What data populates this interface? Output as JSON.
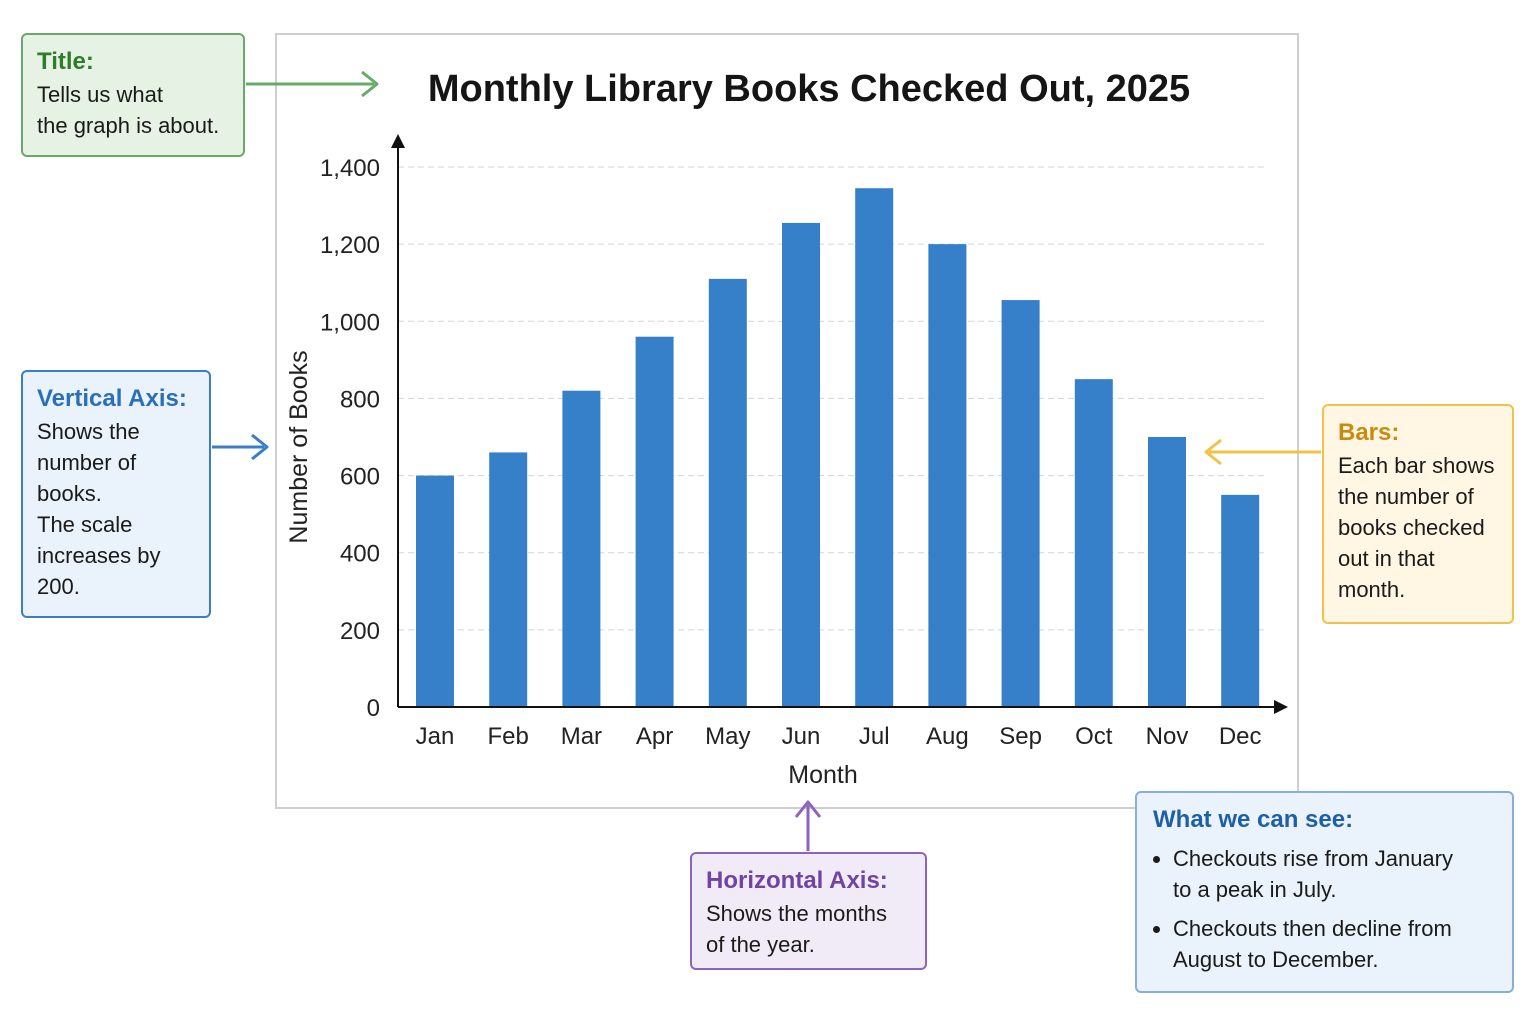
{
  "chart_data": {
    "type": "bar",
    "title": "Monthly Library Books Checked Out, 2025",
    "xlabel": "Month",
    "ylabel": "Number of Books",
    "categories": [
      "Jan",
      "Feb",
      "Mar",
      "Apr",
      "May",
      "Jun",
      "Jul",
      "Aug",
      "Sep",
      "Oct",
      "Nov",
      "Dec"
    ],
    "values": [
      600,
      660,
      820,
      960,
      1110,
      1255,
      1345,
      1200,
      1055,
      850,
      700,
      550
    ],
    "ylim": [
      0,
      1400
    ],
    "yticks": [
      0,
      200,
      400,
      600,
      800,
      1000,
      1200,
      1400
    ],
    "ytick_labels": [
      "0",
      "200",
      "400",
      "600",
      "800",
      "1,000",
      "1,200",
      "1,400"
    ],
    "grid": true,
    "bar_color": "#3580c8"
  },
  "callouts": {
    "title": {
      "head": "Title:",
      "lines": [
        "Tells us what",
        "the graph is about."
      ]
    },
    "vertical_axis": {
      "head": "Vertical Axis:",
      "lines": [
        "Shows the",
        "number of",
        "books.",
        "The scale",
        "increases by",
        "200."
      ]
    },
    "bars": {
      "head": "Bars:",
      "lines": [
        "Each bar shows",
        "the number of",
        "books checked",
        "out in that",
        "month."
      ]
    },
    "horizontal_axis": {
      "head": "Horizontal Axis:",
      "lines": [
        "Shows the months",
        "of the year."
      ]
    },
    "what_we_see": {
      "head": "What we can see:",
      "bullets": [
        [
          "Checkouts rise from January",
          "to a peak in July."
        ],
        [
          "Checkouts then decline from",
          "August to December."
        ]
      ]
    }
  },
  "colors": {
    "title_callout": "#6aaa68",
    "vertical_callout": "#3a7ec8",
    "bars_callout": "#f0c24a",
    "horizontal_callout": "#8e63bd"
  }
}
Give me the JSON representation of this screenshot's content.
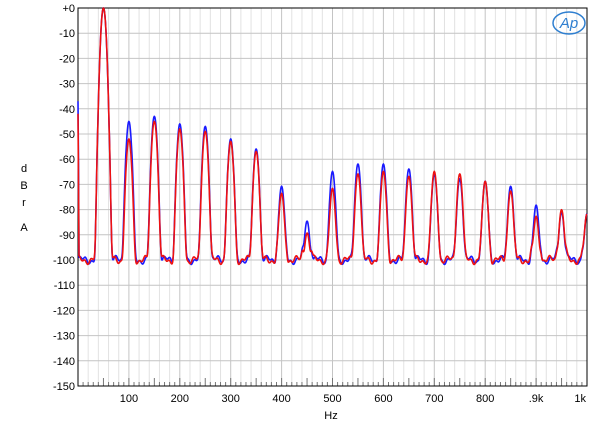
{
  "logo": {
    "text": "Ap",
    "color": "#2f7fd0"
  },
  "chart_data": {
    "type": "line",
    "title": "",
    "xlabel": "Hz",
    "ylabel": [
      "d",
      "B",
      "r",
      "",
      "A"
    ],
    "xlim": [
      0,
      1000
    ],
    "ylim": [
      -150,
      0
    ],
    "grid": true,
    "y_ticks": [
      0,
      -10,
      -20,
      -30,
      -40,
      -50,
      -60,
      -70,
      -80,
      -90,
      -100,
      -110,
      -120,
      -130,
      -140,
      -150
    ],
    "y_tick_labels": [
      "+0",
      "-10",
      "-20",
      "-30",
      "-40",
      "-50",
      "-60",
      "-70",
      "-80",
      "-90",
      "-100",
      "-110",
      "-120",
      "-130",
      "-140",
      "-150"
    ],
    "x_ticks": [
      100,
      200,
      300,
      400,
      500,
      600,
      700,
      800,
      900,
      1000
    ],
    "x_tick_labels": [
      "100",
      "200",
      "300",
      "400",
      "500",
      "600",
      "700",
      "800",
      ".9k",
      "1k"
    ],
    "floor": -100,
    "colors": {
      "blue": "#1a1aff",
      "red": "#ee1111"
    },
    "series": [
      {
        "color": "#1a1aff",
        "harmonics": [
          {
            "x": 50,
            "y": 0
          },
          {
            "x": 100,
            "y": -45
          },
          {
            "x": 150,
            "y": -43
          },
          {
            "x": 200,
            "y": -46
          },
          {
            "x": 250,
            "y": -47
          },
          {
            "x": 300,
            "y": -52
          },
          {
            "x": 350,
            "y": -56
          },
          {
            "x": 400,
            "y": -71
          },
          {
            "x": 450,
            "y": -86
          },
          {
            "x": 500,
            "y": -65
          },
          {
            "x": 550,
            "y": -62
          },
          {
            "x": 600,
            "y": -62
          },
          {
            "x": 650,
            "y": -64
          },
          {
            "x": 700,
            "y": -66
          },
          {
            "x": 750,
            "y": -68
          },
          {
            "x": 800,
            "y": -69
          },
          {
            "x": 850,
            "y": -71
          },
          {
            "x": 900,
            "y": -79
          },
          {
            "x": 950,
            "y": -82
          },
          {
            "x": 1000,
            "y": -83
          }
        ]
      },
      {
        "color": "#ee1111",
        "harmonics": [
          {
            "x": 50,
            "y": 0
          },
          {
            "x": 100,
            "y": -52
          },
          {
            "x": 150,
            "y": -45
          },
          {
            "x": 200,
            "y": -48
          },
          {
            "x": 250,
            "y": -49
          },
          {
            "x": 300,
            "y": -53
          },
          {
            "x": 350,
            "y": -57
          },
          {
            "x": 400,
            "y": -74
          },
          {
            "x": 450,
            "y": -92
          },
          {
            "x": 500,
            "y": -72
          },
          {
            "x": 550,
            "y": -66
          },
          {
            "x": 600,
            "y": -65
          },
          {
            "x": 650,
            "y": -67
          },
          {
            "x": 700,
            "y": -65
          },
          {
            "x": 750,
            "y": -66
          },
          {
            "x": 800,
            "y": -69
          },
          {
            "x": 850,
            "y": -73
          },
          {
            "x": 900,
            "y": -84
          },
          {
            "x": 950,
            "y": -81
          },
          {
            "x": 1000,
            "y": -83
          }
        ]
      }
    ]
  }
}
_ _ _ _ _
Without the pictures, write out the whole listing above exactly as it appears.

What data populates this interface? Output as JSON.
{
  "chart_data": {
    "type": "bar",
    "title": "Monthly Library Books Checked Out, 2025",
    "xlabel": "Month",
    "ylabel": "Number of Books",
    "categories": [
      "Jan",
      "Feb",
      "Mar",
      "Apr",
      "May",
      "Jun",
      "Jul",
      "Aug",
      "Sep",
      "Oct",
      "Nov",
      "Dec"
    ],
    "values": [
      600,
      660,
      820,
      960,
      1110,
      1255,
      1345,
      1200,
      1055,
      850,
      700,
      550
    ],
    "ylim": [
      0,
      1400
    ],
    "yticks": [
      0,
      200,
      400,
      600,
      800,
      1000,
      1200,
      1400
    ],
    "ytick_labels": [
      "0",
      "200",
      "400",
      "600",
      "800",
      "1,000",
      "1,200",
      "1,400"
    ],
    "grid": true,
    "bar_color": "#3580c8"
  },
  "callouts": {
    "title": {
      "head": "Title:",
      "lines": [
        "Tells us what",
        "the graph is about."
      ]
    },
    "vertical_axis": {
      "head": "Vertical Axis:",
      "lines": [
        "Shows the",
        "number of",
        "books.",
        "The scale",
        "increases by",
        "200."
      ]
    },
    "bars": {
      "head": "Bars:",
      "lines": [
        "Each bar shows",
        "the number of",
        "books checked",
        "out in that",
        "month."
      ]
    },
    "horizontal_axis": {
      "head": "Horizontal Axis:",
      "lines": [
        "Shows the months",
        "of the year."
      ]
    },
    "what_we_see": {
      "head": "What we can see:",
      "bullets": [
        [
          "Checkouts rise from January",
          "to a peak in July."
        ],
        [
          "Checkouts then decline from",
          "August to December."
        ]
      ]
    }
  },
  "colors": {
    "title_callout": "#6aaa68",
    "vertical_callout": "#3a7ec8",
    "bars_callout": "#f0c24a",
    "horizontal_callout": "#8e63bd"
  }
}
Give me the JSON representation of this screenshot's content.
{
  "logo": {
    "text": "Ap",
    "color": "#2f7fd0"
  },
  "chart_data": {
    "type": "line",
    "title": "",
    "xlabel": "Hz",
    "ylabel": [
      "d",
      "B",
      "r",
      "",
      "A"
    ],
    "xlim": [
      0,
      1000
    ],
    "ylim": [
      -150,
      0
    ],
    "grid": true,
    "y_ticks": [
      0,
      -10,
      -20,
      -30,
      -40,
      -50,
      -60,
      -70,
      -80,
      -90,
      -100,
      -110,
      -120,
      -130,
      -140,
      -150
    ],
    "y_tick_labels": [
      "+0",
      "-10",
      "-20",
      "-30",
      "-40",
      "-50",
      "-60",
      "-70",
      "-80",
      "-90",
      "-100",
      "-110",
      "-120",
      "-130",
      "-140",
      "-150"
    ],
    "x_ticks": [
      100,
      200,
      300,
      400,
      500,
      600,
      700,
      800,
      900,
      1000
    ],
    "x_tick_labels": [
      "100",
      "200",
      "300",
      "400",
      "500",
      "600",
      "700",
      "800",
      ".9k",
      "1k"
    ],
    "floor": -100,
    "colors": {
      "blue": "#1a1aff",
      "red": "#ee1111"
    },
    "series": [
      {
        "color": "#1a1aff",
        "harmonics": [
          {
            "x": 50,
            "y": 0
          },
          {
            "x": 100,
            "y": -45
          },
          {
            "x": 150,
            "y": -43
          },
          {
            "x": 200,
            "y": -46
          },
          {
            "x": 250,
            "y": -47
          },
          {
            "x": 300,
            "y": -52
          },
          {
            "x": 350,
            "y": -56
          },
          {
            "x": 400,
            "y": -71
          },
          {
            "x": 450,
            "y": -86
          },
          {
            "x": 500,
            "y": -65
          },
          {
            "x": 550,
            "y": -62
          },
          {
            "x": 600,
            "y": -62
          },
          {
            "x": 650,
            "y": -64
          },
          {
            "x": 700,
            "y": -66
          },
          {
            "x": 750,
            "y": -68
          },
          {
            "x": 800,
            "y": -69
          },
          {
            "x": 850,
            "y": -71
          },
          {
            "x": 900,
            "y": -79
          },
          {
            "x": 950,
            "y": -82
          },
          {
            "x": 1000,
            "y": -83
          }
        ]
      },
      {
        "color": "#ee1111",
        "harmonics": [
          {
            "x": 50,
            "y": 0
          },
          {
            "x": 100,
            "y": -52
          },
          {
            "x": 150,
            "y": -45
          },
          {
            "x": 200,
            "y": -48
          },
          {
            "x": 250,
            "y": -49
          },
          {
            "x": 300,
            "y": -53
          },
          {
            "x": 350,
            "y": -57
          },
          {
            "x": 400,
            "y": -74
          },
          {
            "x": 450,
            "y": -92
          },
          {
            "x": 500,
            "y": -72
          },
          {
            "x": 550,
            "y": -66
          },
          {
            "x": 600,
            "y": -65
          },
          {
            "x": 650,
            "y": -67
          },
          {
            "x": 700,
            "y": -65
          },
          {
            "x": 750,
            "y": -66
          },
          {
            "x": 800,
            "y": -69
          },
          {
            "x": 850,
            "y": -73
          },
          {
            "x": 900,
            "y": -84
          },
          {
            "x": 950,
            "y": -81
          },
          {
            "x": 1000,
            "y": -83
          }
        ]
      }
    ]
  }
}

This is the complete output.